> **Exercise prompt**:
Gather the lines below that include the string "price", copying each in full.

> **Material supplied**:
□ □ □ □

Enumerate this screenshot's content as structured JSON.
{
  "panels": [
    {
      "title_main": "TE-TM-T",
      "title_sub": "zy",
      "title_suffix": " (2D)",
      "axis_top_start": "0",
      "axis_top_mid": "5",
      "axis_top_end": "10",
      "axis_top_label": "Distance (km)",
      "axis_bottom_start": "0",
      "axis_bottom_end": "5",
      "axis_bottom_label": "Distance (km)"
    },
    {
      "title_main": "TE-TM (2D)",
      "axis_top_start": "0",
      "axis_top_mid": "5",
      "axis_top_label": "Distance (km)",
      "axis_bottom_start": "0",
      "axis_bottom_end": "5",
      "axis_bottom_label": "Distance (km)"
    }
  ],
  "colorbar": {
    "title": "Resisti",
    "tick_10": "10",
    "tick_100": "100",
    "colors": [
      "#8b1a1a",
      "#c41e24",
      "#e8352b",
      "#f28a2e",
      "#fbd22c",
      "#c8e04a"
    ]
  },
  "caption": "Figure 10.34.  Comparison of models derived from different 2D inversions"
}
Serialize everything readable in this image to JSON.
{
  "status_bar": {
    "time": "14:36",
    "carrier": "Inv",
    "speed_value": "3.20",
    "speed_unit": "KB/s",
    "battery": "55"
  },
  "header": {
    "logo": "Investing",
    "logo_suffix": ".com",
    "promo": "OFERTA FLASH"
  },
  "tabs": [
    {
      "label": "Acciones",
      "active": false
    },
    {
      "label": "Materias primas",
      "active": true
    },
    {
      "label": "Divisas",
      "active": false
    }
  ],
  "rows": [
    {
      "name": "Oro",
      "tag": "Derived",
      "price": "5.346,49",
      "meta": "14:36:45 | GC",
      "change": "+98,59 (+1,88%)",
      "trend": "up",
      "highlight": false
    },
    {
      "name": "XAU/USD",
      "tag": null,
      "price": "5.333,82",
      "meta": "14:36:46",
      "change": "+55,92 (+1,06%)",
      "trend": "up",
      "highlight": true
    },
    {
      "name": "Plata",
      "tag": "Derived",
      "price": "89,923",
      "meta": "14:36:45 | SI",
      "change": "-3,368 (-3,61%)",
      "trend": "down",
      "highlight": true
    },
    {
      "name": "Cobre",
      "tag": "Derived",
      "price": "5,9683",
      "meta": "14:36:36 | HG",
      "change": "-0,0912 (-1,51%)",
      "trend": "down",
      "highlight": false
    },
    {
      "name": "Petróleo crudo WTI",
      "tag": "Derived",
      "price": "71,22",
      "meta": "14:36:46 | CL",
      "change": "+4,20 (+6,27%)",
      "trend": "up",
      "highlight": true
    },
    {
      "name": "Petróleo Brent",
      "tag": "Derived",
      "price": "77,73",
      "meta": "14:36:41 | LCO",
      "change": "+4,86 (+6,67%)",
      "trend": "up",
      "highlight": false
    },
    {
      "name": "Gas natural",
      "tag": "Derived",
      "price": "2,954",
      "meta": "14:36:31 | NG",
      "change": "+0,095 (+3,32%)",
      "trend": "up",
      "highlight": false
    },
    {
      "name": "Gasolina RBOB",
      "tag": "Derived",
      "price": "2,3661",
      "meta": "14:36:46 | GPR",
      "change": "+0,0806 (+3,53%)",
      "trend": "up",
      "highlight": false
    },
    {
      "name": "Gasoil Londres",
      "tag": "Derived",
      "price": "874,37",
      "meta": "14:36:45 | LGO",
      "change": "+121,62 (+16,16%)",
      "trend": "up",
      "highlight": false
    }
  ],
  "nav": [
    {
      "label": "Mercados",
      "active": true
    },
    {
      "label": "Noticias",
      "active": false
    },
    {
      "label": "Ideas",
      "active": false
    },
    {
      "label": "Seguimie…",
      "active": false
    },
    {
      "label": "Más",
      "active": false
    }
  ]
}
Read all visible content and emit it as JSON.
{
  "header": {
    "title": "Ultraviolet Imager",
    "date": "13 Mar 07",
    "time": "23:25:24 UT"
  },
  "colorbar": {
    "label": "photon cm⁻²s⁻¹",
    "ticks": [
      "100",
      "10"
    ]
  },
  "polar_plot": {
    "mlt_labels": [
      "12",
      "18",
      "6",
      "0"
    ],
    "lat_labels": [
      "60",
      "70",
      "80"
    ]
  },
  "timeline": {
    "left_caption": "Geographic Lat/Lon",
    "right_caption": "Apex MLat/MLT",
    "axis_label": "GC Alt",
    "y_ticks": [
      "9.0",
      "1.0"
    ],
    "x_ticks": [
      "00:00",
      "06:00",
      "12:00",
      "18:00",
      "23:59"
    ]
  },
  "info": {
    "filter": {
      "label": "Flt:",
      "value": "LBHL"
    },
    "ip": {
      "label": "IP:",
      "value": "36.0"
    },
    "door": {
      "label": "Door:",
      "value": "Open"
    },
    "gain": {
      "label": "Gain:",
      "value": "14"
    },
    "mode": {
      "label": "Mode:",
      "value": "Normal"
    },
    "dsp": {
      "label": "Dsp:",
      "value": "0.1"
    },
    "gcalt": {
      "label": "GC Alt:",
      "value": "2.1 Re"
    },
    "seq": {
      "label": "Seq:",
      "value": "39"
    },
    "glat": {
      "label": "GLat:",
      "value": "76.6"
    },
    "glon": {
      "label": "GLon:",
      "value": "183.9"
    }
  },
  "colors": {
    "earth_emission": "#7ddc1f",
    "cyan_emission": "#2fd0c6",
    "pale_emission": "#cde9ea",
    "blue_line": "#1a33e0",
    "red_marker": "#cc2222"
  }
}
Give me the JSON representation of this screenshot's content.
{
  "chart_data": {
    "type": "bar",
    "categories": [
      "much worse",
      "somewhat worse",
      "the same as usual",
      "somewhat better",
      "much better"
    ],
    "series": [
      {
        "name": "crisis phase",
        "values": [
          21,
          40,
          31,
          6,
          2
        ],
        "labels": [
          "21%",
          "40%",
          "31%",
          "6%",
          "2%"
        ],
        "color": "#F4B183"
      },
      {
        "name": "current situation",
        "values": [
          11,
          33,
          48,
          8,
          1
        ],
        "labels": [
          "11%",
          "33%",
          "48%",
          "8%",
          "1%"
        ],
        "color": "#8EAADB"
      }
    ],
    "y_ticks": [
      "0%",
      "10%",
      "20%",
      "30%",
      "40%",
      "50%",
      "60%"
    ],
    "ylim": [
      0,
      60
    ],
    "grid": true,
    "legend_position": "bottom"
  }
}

□ □ □ □

> **Solution for this task**:
      "price": "5.346,49",
      "price": "5.333,82",
      "price": "89,923",
      "price": "5,9683",
      "price": "71,22",
      "price": "77,73",
      "price": "2,954",
      "price": "2,3661",
      "price": "874,37",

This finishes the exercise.